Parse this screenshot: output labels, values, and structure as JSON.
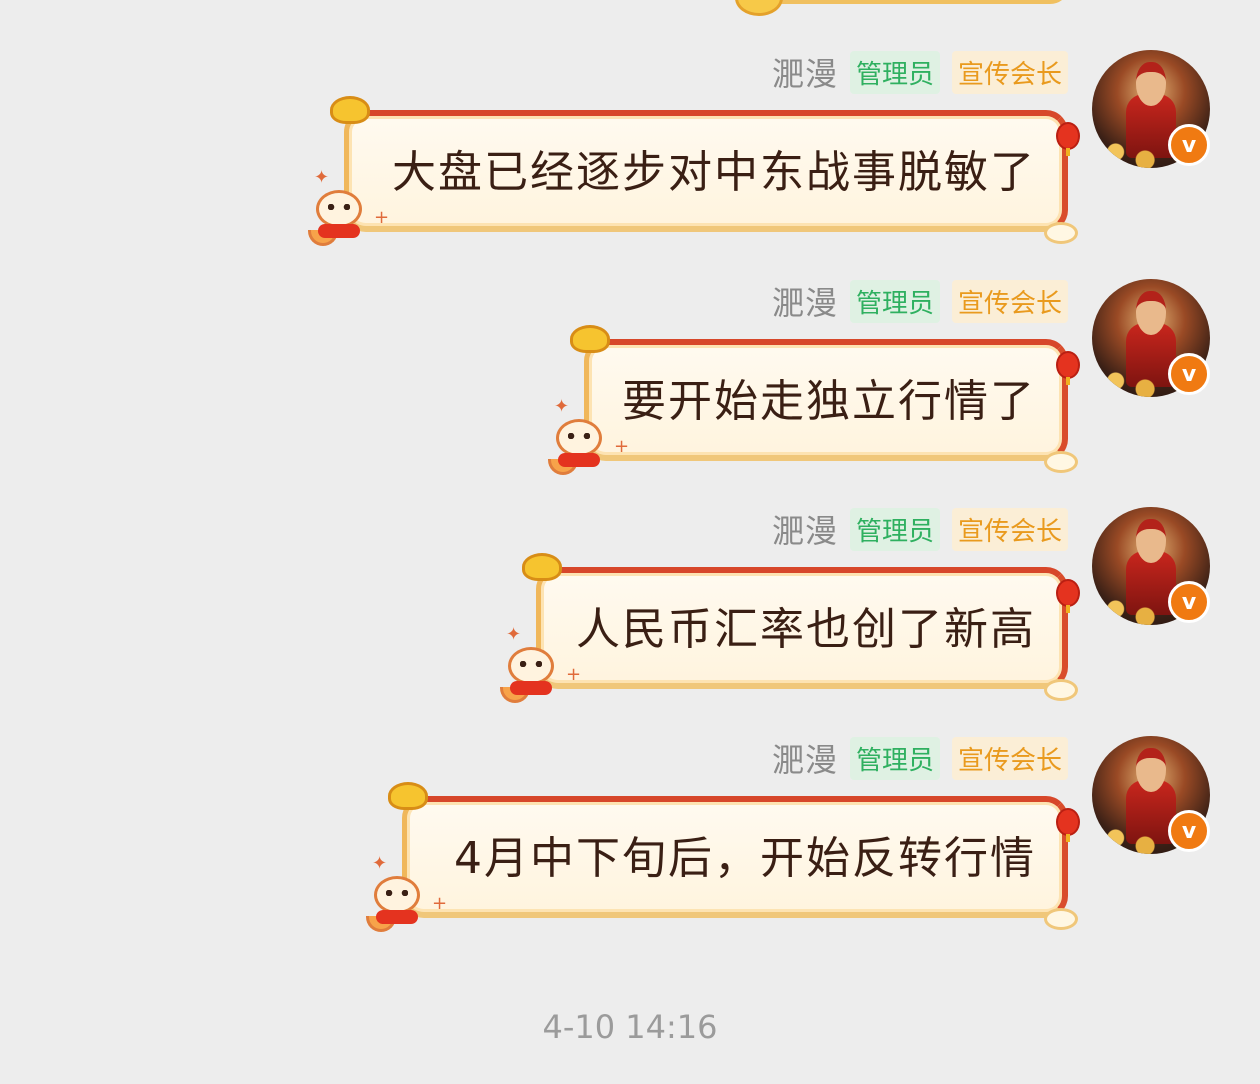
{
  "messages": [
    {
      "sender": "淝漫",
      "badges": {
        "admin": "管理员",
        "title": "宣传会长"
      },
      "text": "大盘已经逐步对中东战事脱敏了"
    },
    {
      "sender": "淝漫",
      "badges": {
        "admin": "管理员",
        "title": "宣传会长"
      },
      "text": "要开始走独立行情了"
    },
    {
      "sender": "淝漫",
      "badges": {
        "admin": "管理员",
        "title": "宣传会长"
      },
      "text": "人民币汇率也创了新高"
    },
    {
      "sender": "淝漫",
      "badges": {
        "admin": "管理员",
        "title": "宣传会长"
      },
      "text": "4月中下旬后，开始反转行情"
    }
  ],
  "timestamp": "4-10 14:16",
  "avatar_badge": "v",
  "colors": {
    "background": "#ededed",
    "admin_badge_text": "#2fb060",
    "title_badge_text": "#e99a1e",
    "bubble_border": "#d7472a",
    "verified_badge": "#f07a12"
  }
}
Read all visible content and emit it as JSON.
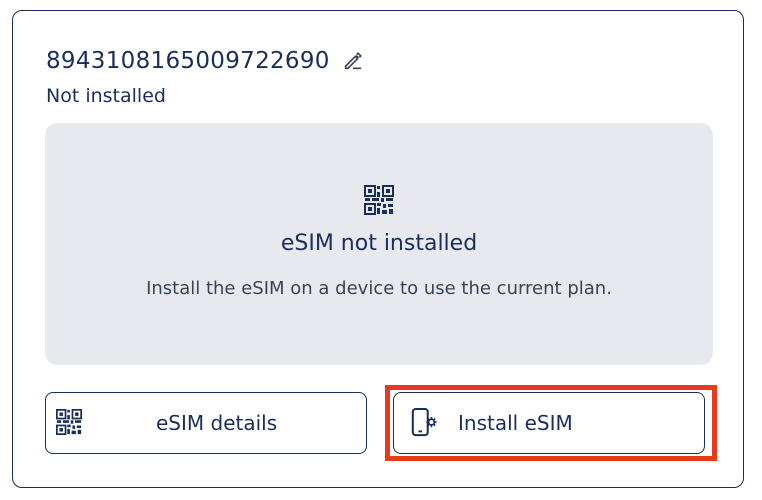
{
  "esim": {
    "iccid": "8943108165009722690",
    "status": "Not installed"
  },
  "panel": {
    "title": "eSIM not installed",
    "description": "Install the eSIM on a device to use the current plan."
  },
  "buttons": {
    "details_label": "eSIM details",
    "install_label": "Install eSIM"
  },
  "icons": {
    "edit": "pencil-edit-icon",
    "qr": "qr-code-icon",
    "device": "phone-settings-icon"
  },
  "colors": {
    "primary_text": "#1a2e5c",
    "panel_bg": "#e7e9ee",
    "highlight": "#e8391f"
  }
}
###
[WHAT NEEDS TO BE DONE] Omit every picture while copying the listing above exactly.

[IN RESPONSE]
Parse this screenshot: output labels, values, and structure as JSON.
{
  "messages": [
    {
      "sender": "淝漫",
      "badges": {
        "admin": "管理员",
        "title": "宣传会长"
      },
      "text": "大盘已经逐步对中东战事脱敏了"
    },
    {
      "sender": "淝漫",
      "badges": {
        "admin": "管理员",
        "title": "宣传会长"
      },
      "text": "要开始走独立行情了"
    },
    {
      "sender": "淝漫",
      "badges": {
        "admin": "管理员",
        "title": "宣传会长"
      },
      "text": "人民币汇率也创了新高"
    },
    {
      "sender": "淝漫",
      "badges": {
        "admin": "管理员",
        "title": "宣传会长"
      },
      "text": "4月中下旬后，开始反转行情"
    }
  ],
  "timestamp": "4-10 14:16",
  "avatar_badge": "v",
  "colors": {
    "background": "#ededed",
    "admin_badge_text": "#2fb060",
    "title_badge_text": "#e99a1e",
    "bubble_border": "#d7472a",
    "verified_badge": "#f07a12"
  }
}
Read all visible content and emit it as JSON.
{
  "esim": {
    "iccid": "8943108165009722690",
    "status": "Not installed"
  },
  "panel": {
    "title": "eSIM not installed",
    "description": "Install the eSIM on a device to use the current plan."
  },
  "buttons": {
    "details_label": "eSIM details",
    "install_label": "Install eSIM"
  },
  "icons": {
    "edit": "pencil-edit-icon",
    "qr": "qr-code-icon",
    "device": "phone-settings-icon"
  },
  "colors": {
    "primary_text": "#1a2e5c",
    "panel_bg": "#e7e9ee",
    "highlight": "#e8391f"
  }
}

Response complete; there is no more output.